Work item -
Search the listing below for the string "södra", then copy every line it appears in.

Exercise inputs -
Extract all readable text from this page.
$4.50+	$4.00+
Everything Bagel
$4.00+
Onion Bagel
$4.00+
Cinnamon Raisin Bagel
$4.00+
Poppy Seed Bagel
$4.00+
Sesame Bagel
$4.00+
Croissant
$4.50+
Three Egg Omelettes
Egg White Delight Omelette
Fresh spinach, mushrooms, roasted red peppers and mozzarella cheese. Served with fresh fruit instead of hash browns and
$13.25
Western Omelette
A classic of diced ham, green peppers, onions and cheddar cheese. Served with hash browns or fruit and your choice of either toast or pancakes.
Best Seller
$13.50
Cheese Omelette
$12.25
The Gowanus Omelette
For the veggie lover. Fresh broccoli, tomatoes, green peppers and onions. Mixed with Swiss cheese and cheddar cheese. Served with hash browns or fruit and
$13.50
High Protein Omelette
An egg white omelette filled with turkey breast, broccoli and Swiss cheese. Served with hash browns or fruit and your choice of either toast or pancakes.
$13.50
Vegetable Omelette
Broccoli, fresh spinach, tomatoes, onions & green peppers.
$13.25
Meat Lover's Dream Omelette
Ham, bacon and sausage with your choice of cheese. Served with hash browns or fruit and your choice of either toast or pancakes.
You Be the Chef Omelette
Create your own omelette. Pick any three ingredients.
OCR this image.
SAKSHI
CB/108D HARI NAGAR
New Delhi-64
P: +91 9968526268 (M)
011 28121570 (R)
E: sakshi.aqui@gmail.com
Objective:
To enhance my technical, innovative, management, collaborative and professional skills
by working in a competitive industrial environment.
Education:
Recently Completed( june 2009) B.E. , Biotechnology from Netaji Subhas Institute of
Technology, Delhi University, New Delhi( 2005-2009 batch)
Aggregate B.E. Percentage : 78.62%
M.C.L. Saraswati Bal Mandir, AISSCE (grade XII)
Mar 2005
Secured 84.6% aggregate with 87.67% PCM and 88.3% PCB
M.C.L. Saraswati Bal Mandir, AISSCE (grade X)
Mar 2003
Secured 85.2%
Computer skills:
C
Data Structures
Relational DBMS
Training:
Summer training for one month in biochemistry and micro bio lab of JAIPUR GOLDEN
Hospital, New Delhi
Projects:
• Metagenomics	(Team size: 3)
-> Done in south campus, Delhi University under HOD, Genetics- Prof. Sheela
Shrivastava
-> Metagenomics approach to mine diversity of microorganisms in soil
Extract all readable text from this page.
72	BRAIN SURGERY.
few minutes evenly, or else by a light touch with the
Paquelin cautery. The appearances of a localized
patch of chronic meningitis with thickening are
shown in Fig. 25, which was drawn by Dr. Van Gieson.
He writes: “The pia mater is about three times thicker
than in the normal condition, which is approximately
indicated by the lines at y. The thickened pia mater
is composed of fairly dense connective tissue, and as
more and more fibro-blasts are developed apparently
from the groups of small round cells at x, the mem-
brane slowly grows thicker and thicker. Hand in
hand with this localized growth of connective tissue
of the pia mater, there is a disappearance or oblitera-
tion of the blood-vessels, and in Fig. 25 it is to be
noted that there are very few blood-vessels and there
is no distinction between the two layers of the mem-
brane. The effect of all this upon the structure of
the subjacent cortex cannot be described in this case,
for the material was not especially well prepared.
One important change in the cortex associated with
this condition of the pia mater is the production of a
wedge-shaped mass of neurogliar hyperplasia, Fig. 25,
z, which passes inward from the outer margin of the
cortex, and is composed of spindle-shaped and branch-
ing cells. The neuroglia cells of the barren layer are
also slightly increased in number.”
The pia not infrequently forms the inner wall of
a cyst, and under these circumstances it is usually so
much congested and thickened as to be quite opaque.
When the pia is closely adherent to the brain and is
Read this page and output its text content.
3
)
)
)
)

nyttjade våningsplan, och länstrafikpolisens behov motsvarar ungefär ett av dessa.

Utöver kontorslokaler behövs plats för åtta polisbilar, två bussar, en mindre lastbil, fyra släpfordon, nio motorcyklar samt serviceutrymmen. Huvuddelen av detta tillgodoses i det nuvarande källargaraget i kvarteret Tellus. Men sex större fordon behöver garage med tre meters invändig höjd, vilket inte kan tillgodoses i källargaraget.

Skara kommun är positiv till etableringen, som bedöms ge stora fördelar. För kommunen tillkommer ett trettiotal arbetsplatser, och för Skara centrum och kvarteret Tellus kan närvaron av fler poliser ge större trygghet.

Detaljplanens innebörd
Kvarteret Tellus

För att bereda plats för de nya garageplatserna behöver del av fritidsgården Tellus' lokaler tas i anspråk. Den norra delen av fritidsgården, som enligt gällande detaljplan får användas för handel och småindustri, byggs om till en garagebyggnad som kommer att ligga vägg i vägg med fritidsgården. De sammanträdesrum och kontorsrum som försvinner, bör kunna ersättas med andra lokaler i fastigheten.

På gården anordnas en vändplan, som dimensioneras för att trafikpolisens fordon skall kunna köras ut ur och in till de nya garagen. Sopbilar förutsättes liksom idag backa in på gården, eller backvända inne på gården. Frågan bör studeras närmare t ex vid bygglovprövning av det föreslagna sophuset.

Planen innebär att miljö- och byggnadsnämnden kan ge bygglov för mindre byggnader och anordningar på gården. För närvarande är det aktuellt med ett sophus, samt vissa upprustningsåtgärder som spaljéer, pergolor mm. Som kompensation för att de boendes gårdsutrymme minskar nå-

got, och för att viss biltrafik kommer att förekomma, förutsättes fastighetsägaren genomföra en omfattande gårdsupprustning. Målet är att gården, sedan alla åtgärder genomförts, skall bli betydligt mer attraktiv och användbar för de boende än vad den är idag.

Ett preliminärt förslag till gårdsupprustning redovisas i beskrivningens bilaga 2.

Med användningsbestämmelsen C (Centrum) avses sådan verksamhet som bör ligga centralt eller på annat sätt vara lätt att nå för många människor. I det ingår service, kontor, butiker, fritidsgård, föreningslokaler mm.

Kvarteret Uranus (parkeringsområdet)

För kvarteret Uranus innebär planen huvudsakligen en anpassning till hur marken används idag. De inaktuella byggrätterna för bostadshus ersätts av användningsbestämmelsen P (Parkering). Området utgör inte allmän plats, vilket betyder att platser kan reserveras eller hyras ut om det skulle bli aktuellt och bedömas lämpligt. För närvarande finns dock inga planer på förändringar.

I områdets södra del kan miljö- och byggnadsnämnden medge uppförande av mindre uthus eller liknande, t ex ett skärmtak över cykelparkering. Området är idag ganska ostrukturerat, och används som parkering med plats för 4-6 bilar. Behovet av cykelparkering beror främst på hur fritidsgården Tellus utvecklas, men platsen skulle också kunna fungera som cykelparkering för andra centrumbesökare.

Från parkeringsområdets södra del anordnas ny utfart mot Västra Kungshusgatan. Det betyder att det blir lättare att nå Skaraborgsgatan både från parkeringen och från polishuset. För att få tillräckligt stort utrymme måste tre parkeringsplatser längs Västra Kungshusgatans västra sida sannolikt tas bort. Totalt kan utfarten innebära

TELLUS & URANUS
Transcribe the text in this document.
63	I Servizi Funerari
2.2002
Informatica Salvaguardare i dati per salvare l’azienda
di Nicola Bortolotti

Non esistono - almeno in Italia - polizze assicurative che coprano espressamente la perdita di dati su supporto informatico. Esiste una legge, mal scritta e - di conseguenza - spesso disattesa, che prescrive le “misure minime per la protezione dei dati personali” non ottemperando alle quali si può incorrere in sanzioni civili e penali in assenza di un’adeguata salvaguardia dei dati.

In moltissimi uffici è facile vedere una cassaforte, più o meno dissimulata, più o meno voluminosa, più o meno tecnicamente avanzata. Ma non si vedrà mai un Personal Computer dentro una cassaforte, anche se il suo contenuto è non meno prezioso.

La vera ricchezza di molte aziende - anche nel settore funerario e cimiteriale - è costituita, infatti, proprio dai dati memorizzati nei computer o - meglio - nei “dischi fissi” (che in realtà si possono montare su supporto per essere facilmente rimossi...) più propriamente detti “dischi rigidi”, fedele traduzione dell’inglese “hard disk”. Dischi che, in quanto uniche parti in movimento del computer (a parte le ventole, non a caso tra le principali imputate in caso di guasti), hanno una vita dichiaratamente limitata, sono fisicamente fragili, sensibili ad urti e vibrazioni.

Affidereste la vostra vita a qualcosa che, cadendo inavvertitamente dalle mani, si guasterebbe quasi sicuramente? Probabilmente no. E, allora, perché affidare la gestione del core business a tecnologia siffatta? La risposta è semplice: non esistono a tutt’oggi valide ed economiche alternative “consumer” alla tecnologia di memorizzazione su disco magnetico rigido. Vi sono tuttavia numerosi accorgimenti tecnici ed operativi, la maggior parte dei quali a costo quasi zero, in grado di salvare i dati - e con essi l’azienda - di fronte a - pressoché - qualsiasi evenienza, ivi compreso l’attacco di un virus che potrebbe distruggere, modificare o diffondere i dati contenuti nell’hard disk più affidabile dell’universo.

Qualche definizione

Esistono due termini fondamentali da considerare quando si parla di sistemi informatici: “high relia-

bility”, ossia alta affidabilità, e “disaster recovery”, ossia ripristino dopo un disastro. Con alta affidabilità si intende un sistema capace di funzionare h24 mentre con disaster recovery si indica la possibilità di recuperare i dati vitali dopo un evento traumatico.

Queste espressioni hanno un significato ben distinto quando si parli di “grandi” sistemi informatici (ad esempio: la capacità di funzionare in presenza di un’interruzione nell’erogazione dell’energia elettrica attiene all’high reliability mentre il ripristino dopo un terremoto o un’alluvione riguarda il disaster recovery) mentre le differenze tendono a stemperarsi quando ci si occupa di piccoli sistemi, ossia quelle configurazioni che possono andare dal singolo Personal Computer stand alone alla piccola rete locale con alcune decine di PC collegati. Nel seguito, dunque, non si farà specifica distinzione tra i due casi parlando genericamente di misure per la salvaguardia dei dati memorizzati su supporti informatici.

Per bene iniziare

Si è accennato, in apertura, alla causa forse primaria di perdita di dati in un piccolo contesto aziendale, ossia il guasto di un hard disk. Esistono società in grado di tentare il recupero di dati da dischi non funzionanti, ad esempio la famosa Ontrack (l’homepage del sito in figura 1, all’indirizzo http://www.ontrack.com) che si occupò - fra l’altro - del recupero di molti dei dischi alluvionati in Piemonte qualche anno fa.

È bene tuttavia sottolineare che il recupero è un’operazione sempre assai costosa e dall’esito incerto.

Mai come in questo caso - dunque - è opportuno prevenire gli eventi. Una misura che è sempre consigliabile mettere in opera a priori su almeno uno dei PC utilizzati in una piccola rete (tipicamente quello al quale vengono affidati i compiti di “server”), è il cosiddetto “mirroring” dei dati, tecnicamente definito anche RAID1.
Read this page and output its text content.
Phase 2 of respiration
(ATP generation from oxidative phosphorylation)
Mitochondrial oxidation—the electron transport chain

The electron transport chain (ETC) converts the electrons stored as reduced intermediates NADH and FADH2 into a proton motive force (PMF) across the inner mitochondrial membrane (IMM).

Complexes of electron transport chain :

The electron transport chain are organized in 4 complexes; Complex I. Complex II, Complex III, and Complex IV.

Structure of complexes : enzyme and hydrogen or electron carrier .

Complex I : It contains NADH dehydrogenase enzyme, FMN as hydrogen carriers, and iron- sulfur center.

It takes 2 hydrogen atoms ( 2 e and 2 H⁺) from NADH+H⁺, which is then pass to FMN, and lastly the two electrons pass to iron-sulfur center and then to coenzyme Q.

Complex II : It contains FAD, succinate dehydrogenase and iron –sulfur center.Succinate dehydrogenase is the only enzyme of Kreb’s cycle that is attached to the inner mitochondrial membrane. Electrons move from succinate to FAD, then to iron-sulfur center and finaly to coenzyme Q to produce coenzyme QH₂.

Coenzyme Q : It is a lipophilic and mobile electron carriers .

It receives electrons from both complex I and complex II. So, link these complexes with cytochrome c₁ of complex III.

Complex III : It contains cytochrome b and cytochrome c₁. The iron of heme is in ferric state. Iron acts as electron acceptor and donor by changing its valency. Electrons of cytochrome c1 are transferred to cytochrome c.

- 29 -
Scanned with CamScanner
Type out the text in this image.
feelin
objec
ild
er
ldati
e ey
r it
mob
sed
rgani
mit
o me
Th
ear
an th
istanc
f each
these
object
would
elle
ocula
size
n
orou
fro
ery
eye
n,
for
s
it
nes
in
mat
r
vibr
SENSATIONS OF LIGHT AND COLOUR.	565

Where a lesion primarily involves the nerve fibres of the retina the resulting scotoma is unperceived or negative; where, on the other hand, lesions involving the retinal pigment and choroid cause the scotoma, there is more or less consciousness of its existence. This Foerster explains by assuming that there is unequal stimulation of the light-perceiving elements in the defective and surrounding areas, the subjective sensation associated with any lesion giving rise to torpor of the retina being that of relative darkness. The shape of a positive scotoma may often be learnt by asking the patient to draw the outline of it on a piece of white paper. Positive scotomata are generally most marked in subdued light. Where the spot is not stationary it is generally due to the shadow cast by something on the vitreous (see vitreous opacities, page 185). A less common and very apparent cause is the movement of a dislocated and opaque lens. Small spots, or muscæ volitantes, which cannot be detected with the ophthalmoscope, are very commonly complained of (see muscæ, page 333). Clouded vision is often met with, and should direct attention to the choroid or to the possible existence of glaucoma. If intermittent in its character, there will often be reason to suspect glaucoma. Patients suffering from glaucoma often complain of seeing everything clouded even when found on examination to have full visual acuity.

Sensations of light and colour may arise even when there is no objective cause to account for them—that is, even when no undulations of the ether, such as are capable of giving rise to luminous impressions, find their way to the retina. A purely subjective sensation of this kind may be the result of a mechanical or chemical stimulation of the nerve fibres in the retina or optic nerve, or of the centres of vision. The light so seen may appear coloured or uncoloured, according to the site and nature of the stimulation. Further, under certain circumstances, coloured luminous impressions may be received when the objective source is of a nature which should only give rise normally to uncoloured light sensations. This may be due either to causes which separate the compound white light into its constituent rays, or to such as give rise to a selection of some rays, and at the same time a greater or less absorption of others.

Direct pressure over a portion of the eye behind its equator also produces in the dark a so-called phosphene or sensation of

Response -
I områdets södra del kan miljö- och byggnadsnämnden medge uppförande av mindre uthus eller liknande, t ex ett skärmtak över cykelparkering. Området är idag ganska ostrukturerat, och används som parkering med plats för 4-6 bilar. Behovet av cykelparkering beror främst på hur fritidsgården Tellus utvecklas, men platsen skulle också kunna fungera som cykelparkering för andra centrumbesökare.
Från parkeringsområdets södra del anordnas ny utfart mot Västra Kungshusgatan. Det betyder att det blir lättare att nå Skaraborgsgatan både från parkeringen och från polishuset. För att få tillräckligt stort utrymme måste tre parkeringsplatser längs Västra Kungshusgatans västra sida sannolikt tas bort. Totalt kan utfarten innebära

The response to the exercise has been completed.